==== DATA EXTRACT
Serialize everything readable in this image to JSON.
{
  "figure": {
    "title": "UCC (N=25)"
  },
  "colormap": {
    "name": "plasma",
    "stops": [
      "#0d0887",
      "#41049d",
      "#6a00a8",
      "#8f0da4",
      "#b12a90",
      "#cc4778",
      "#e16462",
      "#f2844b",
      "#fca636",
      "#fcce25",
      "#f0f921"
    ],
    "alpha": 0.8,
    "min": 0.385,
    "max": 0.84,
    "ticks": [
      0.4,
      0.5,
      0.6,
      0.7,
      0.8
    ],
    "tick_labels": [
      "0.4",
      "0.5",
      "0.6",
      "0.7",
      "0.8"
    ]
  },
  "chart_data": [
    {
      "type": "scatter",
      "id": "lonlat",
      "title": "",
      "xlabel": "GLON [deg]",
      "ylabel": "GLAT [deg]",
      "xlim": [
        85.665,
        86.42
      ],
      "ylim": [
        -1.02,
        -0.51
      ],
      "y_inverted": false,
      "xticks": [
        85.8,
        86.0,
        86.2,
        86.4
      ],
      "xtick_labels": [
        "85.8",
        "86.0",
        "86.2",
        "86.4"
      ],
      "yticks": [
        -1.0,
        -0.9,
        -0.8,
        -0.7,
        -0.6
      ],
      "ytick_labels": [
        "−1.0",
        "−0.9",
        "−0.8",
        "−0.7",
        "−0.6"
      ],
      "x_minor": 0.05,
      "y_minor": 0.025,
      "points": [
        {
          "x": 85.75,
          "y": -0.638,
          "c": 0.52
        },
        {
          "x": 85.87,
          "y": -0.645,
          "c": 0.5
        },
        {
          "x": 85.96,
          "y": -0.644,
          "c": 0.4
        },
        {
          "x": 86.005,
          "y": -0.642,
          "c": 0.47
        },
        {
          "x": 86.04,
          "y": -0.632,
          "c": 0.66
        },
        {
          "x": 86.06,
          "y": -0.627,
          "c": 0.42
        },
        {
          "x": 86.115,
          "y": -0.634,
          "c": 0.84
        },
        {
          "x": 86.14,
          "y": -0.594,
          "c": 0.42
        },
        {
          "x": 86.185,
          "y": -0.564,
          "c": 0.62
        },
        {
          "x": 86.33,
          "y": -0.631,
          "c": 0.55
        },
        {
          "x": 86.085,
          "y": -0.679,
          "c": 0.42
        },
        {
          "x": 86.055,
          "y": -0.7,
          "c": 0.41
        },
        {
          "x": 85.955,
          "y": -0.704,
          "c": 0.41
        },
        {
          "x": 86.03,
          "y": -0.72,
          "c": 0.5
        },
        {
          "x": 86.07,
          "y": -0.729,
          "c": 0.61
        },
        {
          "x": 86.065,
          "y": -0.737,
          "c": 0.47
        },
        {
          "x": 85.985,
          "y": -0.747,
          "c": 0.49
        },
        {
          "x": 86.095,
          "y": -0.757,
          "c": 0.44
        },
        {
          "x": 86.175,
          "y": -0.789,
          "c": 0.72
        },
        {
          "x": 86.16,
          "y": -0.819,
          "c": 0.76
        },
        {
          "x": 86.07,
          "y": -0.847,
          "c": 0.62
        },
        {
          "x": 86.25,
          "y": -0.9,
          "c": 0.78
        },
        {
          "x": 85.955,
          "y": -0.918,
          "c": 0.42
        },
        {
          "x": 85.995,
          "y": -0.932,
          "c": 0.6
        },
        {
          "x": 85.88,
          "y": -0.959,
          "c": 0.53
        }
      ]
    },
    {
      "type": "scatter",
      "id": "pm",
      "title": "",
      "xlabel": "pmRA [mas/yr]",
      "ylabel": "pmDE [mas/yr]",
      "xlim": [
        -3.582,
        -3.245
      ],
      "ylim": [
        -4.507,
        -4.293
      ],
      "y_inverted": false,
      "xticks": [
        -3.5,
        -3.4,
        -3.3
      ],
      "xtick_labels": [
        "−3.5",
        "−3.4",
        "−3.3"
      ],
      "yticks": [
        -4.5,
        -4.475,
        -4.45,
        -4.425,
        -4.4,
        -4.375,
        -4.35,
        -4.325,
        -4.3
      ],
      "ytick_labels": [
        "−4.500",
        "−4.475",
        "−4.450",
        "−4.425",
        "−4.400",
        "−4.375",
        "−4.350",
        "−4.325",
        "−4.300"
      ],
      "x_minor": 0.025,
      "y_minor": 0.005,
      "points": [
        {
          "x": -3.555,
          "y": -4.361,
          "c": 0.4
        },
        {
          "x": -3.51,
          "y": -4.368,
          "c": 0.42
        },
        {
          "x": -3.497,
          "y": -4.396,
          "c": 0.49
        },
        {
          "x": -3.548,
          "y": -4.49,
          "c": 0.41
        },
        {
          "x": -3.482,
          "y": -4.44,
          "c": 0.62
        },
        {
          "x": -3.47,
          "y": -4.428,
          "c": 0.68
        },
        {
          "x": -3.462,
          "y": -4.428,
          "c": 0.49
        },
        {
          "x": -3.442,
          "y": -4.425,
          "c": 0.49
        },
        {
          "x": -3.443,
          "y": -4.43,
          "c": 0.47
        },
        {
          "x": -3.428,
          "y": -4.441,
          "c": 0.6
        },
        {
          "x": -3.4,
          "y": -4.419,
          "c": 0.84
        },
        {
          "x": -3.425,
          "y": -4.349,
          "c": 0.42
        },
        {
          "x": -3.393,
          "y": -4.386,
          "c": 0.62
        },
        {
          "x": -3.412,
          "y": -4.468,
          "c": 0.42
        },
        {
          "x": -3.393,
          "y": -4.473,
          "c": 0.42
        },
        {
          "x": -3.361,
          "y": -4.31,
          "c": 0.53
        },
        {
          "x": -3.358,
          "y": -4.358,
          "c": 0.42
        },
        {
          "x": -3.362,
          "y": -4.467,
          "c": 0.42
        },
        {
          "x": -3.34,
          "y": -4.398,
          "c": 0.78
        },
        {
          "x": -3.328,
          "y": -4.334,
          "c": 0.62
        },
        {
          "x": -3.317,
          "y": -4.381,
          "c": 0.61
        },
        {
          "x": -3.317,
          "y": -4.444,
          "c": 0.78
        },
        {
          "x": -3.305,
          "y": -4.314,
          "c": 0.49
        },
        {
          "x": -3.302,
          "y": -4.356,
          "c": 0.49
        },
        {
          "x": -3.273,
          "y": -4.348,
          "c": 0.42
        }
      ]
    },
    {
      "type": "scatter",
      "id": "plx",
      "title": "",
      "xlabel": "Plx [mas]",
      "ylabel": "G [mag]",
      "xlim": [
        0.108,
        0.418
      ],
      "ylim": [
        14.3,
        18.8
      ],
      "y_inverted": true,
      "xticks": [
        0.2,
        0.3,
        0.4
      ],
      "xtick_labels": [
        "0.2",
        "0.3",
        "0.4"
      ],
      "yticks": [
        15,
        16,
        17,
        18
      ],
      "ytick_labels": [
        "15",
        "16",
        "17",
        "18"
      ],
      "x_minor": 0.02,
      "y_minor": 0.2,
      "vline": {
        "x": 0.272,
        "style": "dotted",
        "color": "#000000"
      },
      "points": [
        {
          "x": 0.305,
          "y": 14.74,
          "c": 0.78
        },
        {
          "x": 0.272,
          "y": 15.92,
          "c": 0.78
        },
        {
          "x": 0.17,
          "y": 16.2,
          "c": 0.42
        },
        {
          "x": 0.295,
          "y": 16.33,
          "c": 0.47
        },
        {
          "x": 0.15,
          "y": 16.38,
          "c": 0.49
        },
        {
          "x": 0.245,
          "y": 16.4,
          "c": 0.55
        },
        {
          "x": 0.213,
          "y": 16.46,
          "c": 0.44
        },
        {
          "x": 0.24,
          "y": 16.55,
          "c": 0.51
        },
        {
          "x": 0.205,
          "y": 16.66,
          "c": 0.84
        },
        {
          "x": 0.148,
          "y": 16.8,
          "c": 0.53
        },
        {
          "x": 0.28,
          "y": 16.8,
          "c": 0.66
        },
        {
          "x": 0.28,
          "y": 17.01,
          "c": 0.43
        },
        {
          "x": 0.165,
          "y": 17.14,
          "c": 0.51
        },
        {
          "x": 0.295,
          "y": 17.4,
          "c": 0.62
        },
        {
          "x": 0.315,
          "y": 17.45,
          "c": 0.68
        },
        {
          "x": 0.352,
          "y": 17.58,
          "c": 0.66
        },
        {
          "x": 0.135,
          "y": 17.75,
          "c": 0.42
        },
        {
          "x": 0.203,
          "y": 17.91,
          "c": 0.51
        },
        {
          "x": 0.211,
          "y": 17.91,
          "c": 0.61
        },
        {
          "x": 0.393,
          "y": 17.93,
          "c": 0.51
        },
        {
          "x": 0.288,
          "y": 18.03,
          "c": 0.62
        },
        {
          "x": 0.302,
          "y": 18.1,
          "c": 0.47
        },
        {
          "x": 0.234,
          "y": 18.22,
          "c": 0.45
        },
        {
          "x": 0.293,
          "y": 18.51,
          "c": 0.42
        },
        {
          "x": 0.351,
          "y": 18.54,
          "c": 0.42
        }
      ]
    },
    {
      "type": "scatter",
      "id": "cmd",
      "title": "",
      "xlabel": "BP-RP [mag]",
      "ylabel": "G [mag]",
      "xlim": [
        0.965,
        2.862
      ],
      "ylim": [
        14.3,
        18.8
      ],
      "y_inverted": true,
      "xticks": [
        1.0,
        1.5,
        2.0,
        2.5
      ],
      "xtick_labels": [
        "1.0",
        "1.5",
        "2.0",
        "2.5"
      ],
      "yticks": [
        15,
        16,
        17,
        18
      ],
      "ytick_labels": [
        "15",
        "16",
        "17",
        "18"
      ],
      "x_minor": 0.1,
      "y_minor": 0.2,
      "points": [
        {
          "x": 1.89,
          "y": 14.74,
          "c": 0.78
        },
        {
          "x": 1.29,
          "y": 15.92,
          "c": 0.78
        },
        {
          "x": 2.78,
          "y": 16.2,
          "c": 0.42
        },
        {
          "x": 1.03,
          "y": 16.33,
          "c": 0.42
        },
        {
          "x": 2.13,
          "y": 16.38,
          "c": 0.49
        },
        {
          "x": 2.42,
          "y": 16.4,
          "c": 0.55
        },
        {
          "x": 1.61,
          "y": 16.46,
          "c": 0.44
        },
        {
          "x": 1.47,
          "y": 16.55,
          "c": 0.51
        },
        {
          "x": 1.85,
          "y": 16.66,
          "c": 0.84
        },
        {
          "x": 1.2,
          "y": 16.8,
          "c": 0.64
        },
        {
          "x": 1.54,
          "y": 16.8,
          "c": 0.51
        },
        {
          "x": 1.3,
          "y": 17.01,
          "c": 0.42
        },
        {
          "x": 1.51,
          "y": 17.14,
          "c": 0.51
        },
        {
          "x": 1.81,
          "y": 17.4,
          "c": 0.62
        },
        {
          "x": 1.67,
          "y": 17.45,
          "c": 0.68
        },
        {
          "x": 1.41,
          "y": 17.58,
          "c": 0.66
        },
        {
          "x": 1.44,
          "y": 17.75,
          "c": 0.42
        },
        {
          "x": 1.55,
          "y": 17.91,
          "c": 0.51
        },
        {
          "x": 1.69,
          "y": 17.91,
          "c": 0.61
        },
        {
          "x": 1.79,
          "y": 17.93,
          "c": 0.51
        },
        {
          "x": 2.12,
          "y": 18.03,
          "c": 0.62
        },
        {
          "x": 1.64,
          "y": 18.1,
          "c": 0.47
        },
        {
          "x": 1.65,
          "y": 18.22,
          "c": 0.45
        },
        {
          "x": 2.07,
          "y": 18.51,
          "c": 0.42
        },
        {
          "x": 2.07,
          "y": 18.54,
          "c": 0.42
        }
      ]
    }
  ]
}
========
(EXERCISE GOAL):
Pull every line containing "xlabel" out of the records.

(TASK RESULT):
      "xlabel": "GLON [deg]",
      "xlabel": "pmRA [mas/yr]",
      "xlabel": "Plx [mas]",
      "xlabel": "BP-RP [mag]",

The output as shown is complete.